--- EXTRACTED MATERIAL ---
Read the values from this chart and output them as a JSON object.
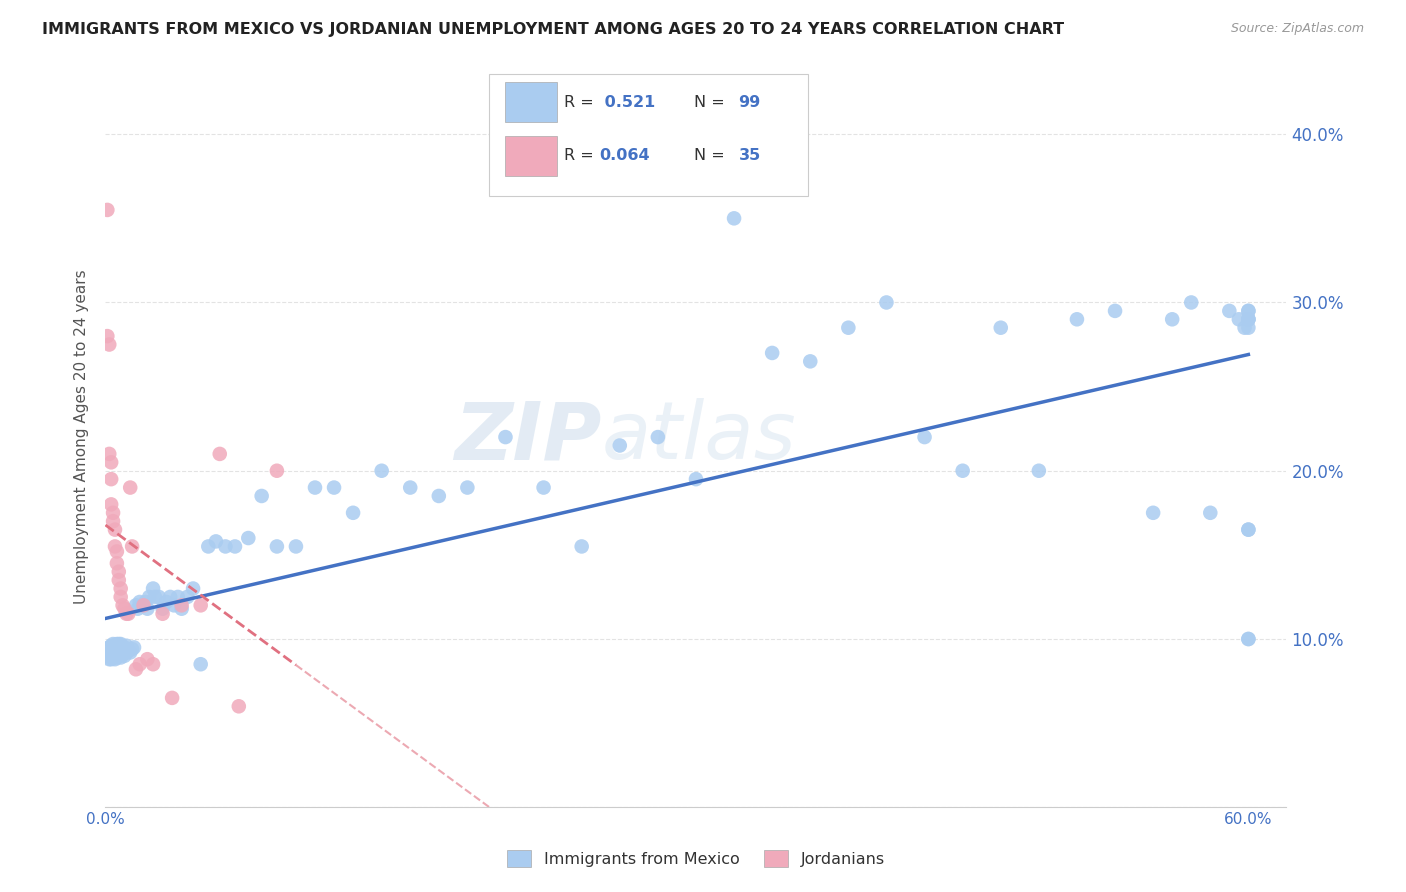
{
  "title": "IMMIGRANTS FROM MEXICO VS JORDANIAN UNEMPLOYMENT AMONG AGES 20 TO 24 YEARS CORRELATION CHART",
  "source": "Source: ZipAtlas.com",
  "ylabel": "Unemployment Among Ages 20 to 24 years",
  "xlim": [
    0.0,
    0.62
  ],
  "ylim": [
    0.0,
    0.44
  ],
  "xticks": [
    0.0,
    0.1,
    0.2,
    0.3,
    0.4,
    0.5,
    0.6
  ],
  "xticklabels": [
    "0.0%",
    "",
    "",
    "",
    "",
    "",
    "60.0%"
  ],
  "yticks": [
    0.0,
    0.1,
    0.2,
    0.3,
    0.4
  ],
  "yticklabels": [
    "",
    "10.0%",
    "20.0%",
    "30.0%",
    "40.0%"
  ],
  "mexico_R": "0.521",
  "mexico_N": "99",
  "jordan_R": "0.064",
  "jordan_N": "35",
  "mexico_color": "#aaccf0",
  "jordan_color": "#f0aabb",
  "mexico_line_color": "#4472c4",
  "jordan_line_color": "#e07080",
  "background_color": "#ffffff",
  "grid_color": "#d8d8d8",
  "mexico_x": [
    0.001,
    0.002,
    0.002,
    0.003,
    0.003,
    0.003,
    0.004,
    0.004,
    0.004,
    0.005,
    0.005,
    0.005,
    0.006,
    0.006,
    0.006,
    0.007,
    0.007,
    0.007,
    0.008,
    0.008,
    0.008,
    0.009,
    0.009,
    0.01,
    0.01,
    0.011,
    0.011,
    0.012,
    0.013,
    0.014,
    0.015,
    0.016,
    0.017,
    0.018,
    0.02,
    0.021,
    0.022,
    0.023,
    0.025,
    0.026,
    0.028,
    0.03,
    0.032,
    0.034,
    0.036,
    0.038,
    0.04,
    0.043,
    0.046,
    0.05,
    0.054,
    0.058,
    0.063,
    0.068,
    0.075,
    0.082,
    0.09,
    0.1,
    0.11,
    0.12,
    0.13,
    0.145,
    0.16,
    0.175,
    0.19,
    0.21,
    0.23,
    0.25,
    0.27,
    0.29,
    0.31,
    0.33,
    0.35,
    0.37,
    0.39,
    0.41,
    0.43,
    0.45,
    0.47,
    0.49,
    0.51,
    0.53,
    0.55,
    0.56,
    0.57,
    0.58,
    0.59,
    0.595,
    0.598,
    0.6,
    0.6,
    0.6,
    0.6,
    0.6,
    0.6,
    0.6,
    0.6,
    0.6,
    0.6
  ],
  "mexico_y": [
    0.09,
    0.088,
    0.095,
    0.088,
    0.092,
    0.096,
    0.09,
    0.093,
    0.097,
    0.088,
    0.092,
    0.096,
    0.089,
    0.093,
    0.097,
    0.09,
    0.093,
    0.097,
    0.089,
    0.093,
    0.097,
    0.091,
    0.095,
    0.09,
    0.095,
    0.092,
    0.096,
    0.093,
    0.092,
    0.094,
    0.095,
    0.12,
    0.118,
    0.122,
    0.12,
    0.122,
    0.118,
    0.125,
    0.13,
    0.125,
    0.125,
    0.118,
    0.122,
    0.125,
    0.12,
    0.125,
    0.118,
    0.125,
    0.13,
    0.085,
    0.155,
    0.158,
    0.155,
    0.155,
    0.16,
    0.185,
    0.155,
    0.155,
    0.19,
    0.19,
    0.175,
    0.2,
    0.19,
    0.185,
    0.19,
    0.22,
    0.19,
    0.155,
    0.215,
    0.22,
    0.195,
    0.35,
    0.27,
    0.265,
    0.285,
    0.3,
    0.22,
    0.2,
    0.285,
    0.2,
    0.29,
    0.295,
    0.175,
    0.29,
    0.3,
    0.175,
    0.295,
    0.29,
    0.285,
    0.165,
    0.285,
    0.29,
    0.165,
    0.29,
    0.295,
    0.1,
    0.1,
    0.29,
    0.295
  ],
  "jordan_x": [
    0.001,
    0.001,
    0.002,
    0.002,
    0.003,
    0.003,
    0.003,
    0.004,
    0.004,
    0.005,
    0.005,
    0.006,
    0.006,
    0.007,
    0.007,
    0.008,
    0.008,
    0.009,
    0.01,
    0.011,
    0.012,
    0.013,
    0.014,
    0.016,
    0.018,
    0.02,
    0.022,
    0.025,
    0.03,
    0.035,
    0.04,
    0.05,
    0.06,
    0.07,
    0.09
  ],
  "jordan_y": [
    0.355,
    0.28,
    0.275,
    0.21,
    0.205,
    0.195,
    0.18,
    0.175,
    0.17,
    0.165,
    0.155,
    0.152,
    0.145,
    0.14,
    0.135,
    0.13,
    0.125,
    0.12,
    0.118,
    0.115,
    0.115,
    0.19,
    0.155,
    0.082,
    0.085,
    0.12,
    0.088,
    0.085,
    0.115,
    0.065,
    0.12,
    0.12,
    0.21,
    0.06,
    0.2
  ]
}
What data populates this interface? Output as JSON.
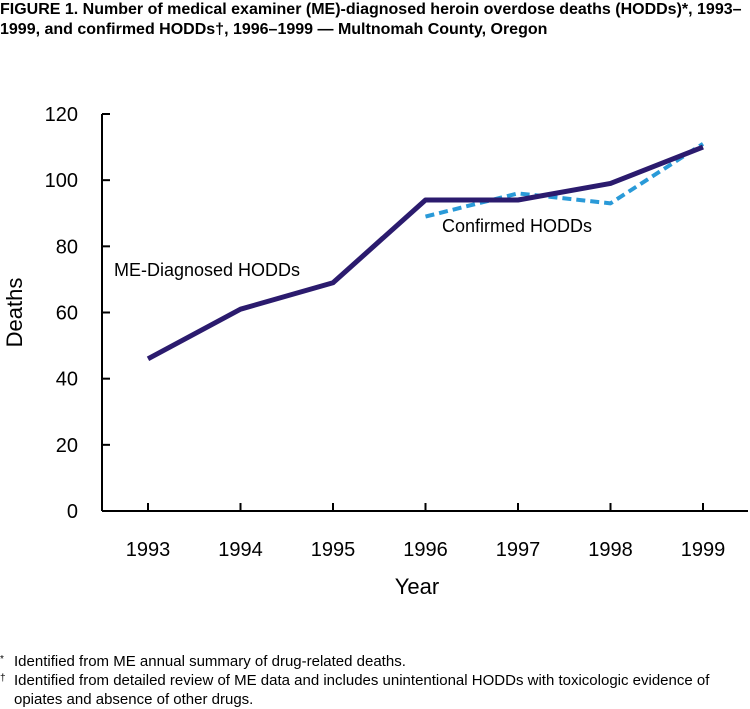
{
  "title": "FIGURE 1. Number of medical examiner (ME)-diagnosed heroin overdose deaths (HODDs)*, 1993–1999, and confirmed HODDs†,  1996–1999 — Multnomah County, Oregon",
  "footnotes": [
    {
      "marker": "*",
      "text": "Identified from ME annual summary of drug-related deaths."
    },
    {
      "marker": "†",
      "text": "Identified from detailed review of ME data and includes unintentional HODDs with toxicologic evidence of opiates and absence of other drugs."
    }
  ],
  "colors": {
    "me_series": "#2b1b6e",
    "confirmed_series": "#2a9ad8"
  },
  "chart_data": {
    "type": "line",
    "xlabel": "Year",
    "ylabel": "Deaths",
    "ylim": [
      0,
      120
    ],
    "yticks": [
      0,
      20,
      40,
      60,
      80,
      100,
      120
    ],
    "categories": [
      "1993",
      "1994",
      "1995",
      "1996",
      "1997",
      "1998",
      "1999"
    ],
    "series": [
      {
        "name": "ME-Diagnosed HODDs",
        "style": "solid",
        "x": [
          "1993",
          "1994",
          "1995",
          "1996",
          "1997",
          "1998",
          "1999"
        ],
        "values": [
          46,
          61,
          69,
          94,
          94,
          99,
          110
        ]
      },
      {
        "name": "Confirmed HODDs",
        "style": "dashed",
        "x": [
          "1996",
          "1997",
          "1998",
          "1999"
        ],
        "values": [
          89,
          96,
          93,
          111
        ]
      }
    ]
  }
}
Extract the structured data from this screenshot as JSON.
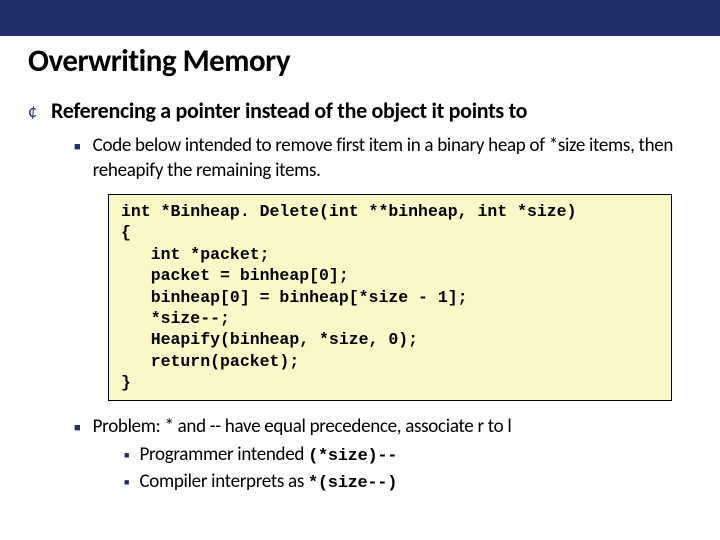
{
  "slide": {
    "top_bar_color": "#1f2e69",
    "background_color": "#ffffff",
    "title": "Overwriting Memory",
    "title_fontsize": 31,
    "heading": "Referencing a pointer instead of the object it points to",
    "heading_fontsize": 22,
    "sub1": "Code below intended to remove first item in a binary heap of *size items, then reheapify the remaining items.",
    "body_fontsize": 19,
    "code_bg": "#fbf8c8",
    "code_border": "#000000",
    "code_fontsize": 16.5,
    "code_lines": [
      "int *Binheap. Delete(int **binheap, int *size)",
      "{",
      "   int *packet;",
      "   packet = binheap[0];",
      "   binheap[0] = binheap[*size - 1];",
      "   *size--;",
      "   Heapify(binheap, *size, 0);",
      "   return(packet);",
      "}"
    ],
    "sub2": "Problem: * and -- have equal precedence, associate r to l",
    "sub3a_plain": "Programmer intended  ",
    "sub3a_code": "(*size)--",
    "sub3b_plain": "Compiler interprets as  ",
    "sub3b_code": "*(size--)",
    "bullet_color": "#1f2e69"
  }
}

--- AIM OF THE EXERCISE ---
Leaving all pictures aside, quote each record exactly.

--- REPLY TO THE TASK ---
Read the values from this chart and output them as a JSON object.
{
  "title": "IMMIGRANTS FROM MEXICO VS JORDANIAN UNEMPLOYMENT AMONG AGES 20 TO 24 YEARS CORRELATION CHART",
  "source": "Source: ZipAtlas.com",
  "ylabel": "Unemployment Among Ages 20 to 24 years",
  "xlim": [
    0.0,
    0.62
  ],
  "ylim": [
    0.0,
    0.44
  ],
  "xticks": [
    0.0,
    0.1,
    0.2,
    0.3,
    0.4,
    0.5,
    0.6
  ],
  "xticklabels": [
    "0.0%",
    "",
    "",
    "",
    "",
    "",
    "60.0%"
  ],
  "yticks": [
    0.0,
    0.1,
    0.2,
    0.3,
    0.4
  ],
  "yticklabels": [
    "",
    "10.0%",
    "20.0%",
    "30.0%",
    "40.0%"
  ],
  "mexico_R": "0.521",
  "mexico_N": "99",
  "jordan_R": "0.064",
  "jordan_N": "35",
  "mexico_color": "#aaccf0",
  "jordan_color": "#f0aabb",
  "mexico_line_color": "#4472c4",
  "jordan_line_color": "#e07080",
  "background_color": "#ffffff",
  "grid_color": "#d8d8d8",
  "mexico_x": [
    0.001,
    0.002,
    0.002,
    0.003,
    0.003,
    0.003,
    0.004,
    0.004,
    0.004,
    0.005,
    0.005,
    0.005,
    0.006,
    0.006,
    0.006,
    0.007,
    0.007,
    0.007,
    0.008,
    0.008,
    0.008,
    0.009,
    0.009,
    0.01,
    0.01,
    0.011,
    0.011,
    0.012,
    0.013,
    0.014,
    0.015,
    0.016,
    0.017,
    0.018,
    0.02,
    0.021,
    0.022,
    0.023,
    0.025,
    0.026,
    0.028,
    0.03,
    0.032,
    0.034,
    0.036,
    0.038,
    0.04,
    0.043,
    0.046,
    0.05,
    0.054,
    0.058,
    0.063,
    0.068,
    0.075,
    0.082,
    0.09,
    0.1,
    0.11,
    0.12,
    0.13,
    0.145,
    0.16,
    0.175,
    0.19,
    0.21,
    0.23,
    0.25,
    0.27,
    0.29,
    0.31,
    0.33,
    0.35,
    0.37,
    0.39,
    0.41,
    0.43,
    0.45,
    0.47,
    0.49,
    0.51,
    0.53,
    0.55,
    0.56,
    0.57,
    0.58,
    0.59,
    0.595,
    0.598,
    0.6,
    0.6,
    0.6,
    0.6,
    0.6,
    0.6,
    0.6,
    0.6,
    0.6,
    0.6
  ],
  "mexico_y": [
    0.09,
    0.088,
    0.095,
    0.088,
    0.092,
    0.096,
    0.09,
    0.093,
    0.097,
    0.088,
    0.092,
    0.096,
    0.089,
    0.093,
    0.097,
    0.09,
    0.093,
    0.097,
    0.089,
    0.093,
    0.097,
    0.091,
    0.095,
    0.09,
    0.095,
    0.092,
    0.096,
    0.093,
    0.092,
    0.094,
    0.095,
    0.12,
    0.118,
    0.122,
    0.12,
    0.122,
    0.118,
    0.125,
    0.13,
    0.125,
    0.125,
    0.118,
    0.122,
    0.125,
    0.12,
    0.125,
    0.118,
    0.125,
    0.13,
    0.085,
    0.155,
    0.158,
    0.155,
    0.155,
    0.16,
    0.185,
    0.155,
    0.155,
    0.19,
    0.19,
    0.175,
    0.2,
    0.19,
    0.185,
    0.19,
    0.22,
    0.19,
    0.155,
    0.215,
    0.22,
    0.195,
    0.35,
    0.27,
    0.265,
    0.285,
    0.3,
    0.22,
    0.2,
    0.285,
    0.2,
    0.29,
    0.295,
    0.175,
    0.29,
    0.3,
    0.175,
    0.295,
    0.29,
    0.285,
    0.165,
    0.285,
    0.29,
    0.165,
    0.29,
    0.295,
    0.1,
    0.1,
    0.29,
    0.295
  ],
  "jordan_x": [
    0.001,
    0.001,
    0.002,
    0.002,
    0.003,
    0.003,
    0.003,
    0.004,
    0.004,
    0.005,
    0.005,
    0.006,
    0.006,
    0.007,
    0.007,
    0.008,
    0.008,
    0.009,
    0.01,
    0.011,
    0.012,
    0.013,
    0.014,
    0.016,
    0.018,
    0.02,
    0.022,
    0.025,
    0.03,
    0.035,
    0.04,
    0.05,
    0.06,
    0.07,
    0.09
  ],
  "jordan_y": [
    0.355,
    0.28,
    0.275,
    0.21,
    0.205,
    0.195,
    0.18,
    0.175,
    0.17,
    0.165,
    0.155,
    0.152,
    0.145,
    0.14,
    0.135,
    0.13,
    0.125,
    0.12,
    0.118,
    0.115,
    0.115,
    0.19,
    0.155,
    0.082,
    0.085,
    0.12,
    0.088,
    0.085,
    0.115,
    0.065,
    0.12,
    0.12,
    0.21,
    0.06,
    0.2
  ]
}
What data populates this interface? Output as JSON.
{
  "title": "FIGURE 1. Number of medical examiner (ME)-diagnosed heroin overdose deaths (HODDs)*, 1993–1999, and confirmed HODDs†,  1996–1999 — Multnomah County, Oregon",
  "footnotes": [
    {
      "marker": "*",
      "text": "Identified from ME annual summary of drug-related deaths."
    },
    {
      "marker": "†",
      "text": "Identified from detailed review of ME data and includes unintentional HODDs with toxicologic evidence of opiates and absence of other drugs."
    }
  ],
  "colors": {
    "me_series": "#2b1b6e",
    "confirmed_series": "#2a9ad8"
  },
  "chart_data": {
    "type": "line",
    "xlabel": "Year",
    "ylabel": "Deaths",
    "ylim": [
      0,
      120
    ],
    "yticks": [
      0,
      20,
      40,
      60,
      80,
      100,
      120
    ],
    "categories": [
      "1993",
      "1994",
      "1995",
      "1996",
      "1997",
      "1998",
      "1999"
    ],
    "series": [
      {
        "name": "ME-Diagnosed HODDs",
        "style": "solid",
        "x": [
          "1993",
          "1994",
          "1995",
          "1996",
          "1997",
          "1998",
          "1999"
        ],
        "values": [
          46,
          61,
          69,
          94,
          94,
          99,
          110
        ]
      },
      {
        "name": "Confirmed HODDs",
        "style": "dashed",
        "x": [
          "1996",
          "1997",
          "1998",
          "1999"
        ],
        "values": [
          89,
          96,
          93,
          111
        ]
      }
    ]
  }
}
Extract the structured data from this screenshot as JSON.
{
  "slide": {
    "top_bar_color": "#1f2e69",
    "background_color": "#ffffff",
    "title": "Overwriting Memory",
    "title_fontsize": 31,
    "heading": "Referencing a pointer instead of the object it points to",
    "heading_fontsize": 22,
    "sub1": "Code below intended to remove first item in a binary heap of *size items, then reheapify the remaining items.",
    "body_fontsize": 19,
    "code_bg": "#fbf8c8",
    "code_border": "#000000",
    "code_fontsize": 16.5,
    "code_lines": [
      "int *Binheap. Delete(int **binheap, int *size)",
      "{",
      "   int *packet;",
      "   packet = binheap[0];",
      "   binheap[0] = binheap[*size - 1];",
      "   *size--;",
      "   Heapify(binheap, *size, 0);",
      "   return(packet);",
      "}"
    ],
    "sub2": "Problem: * and -- have equal precedence, associate r to l",
    "sub3a_plain": "Programmer intended  ",
    "sub3a_code": "(*size)--",
    "sub3b_plain": "Compiler interprets as  ",
    "sub3b_code": "*(size--)",
    "bullet_color": "#1f2e69"
  }
}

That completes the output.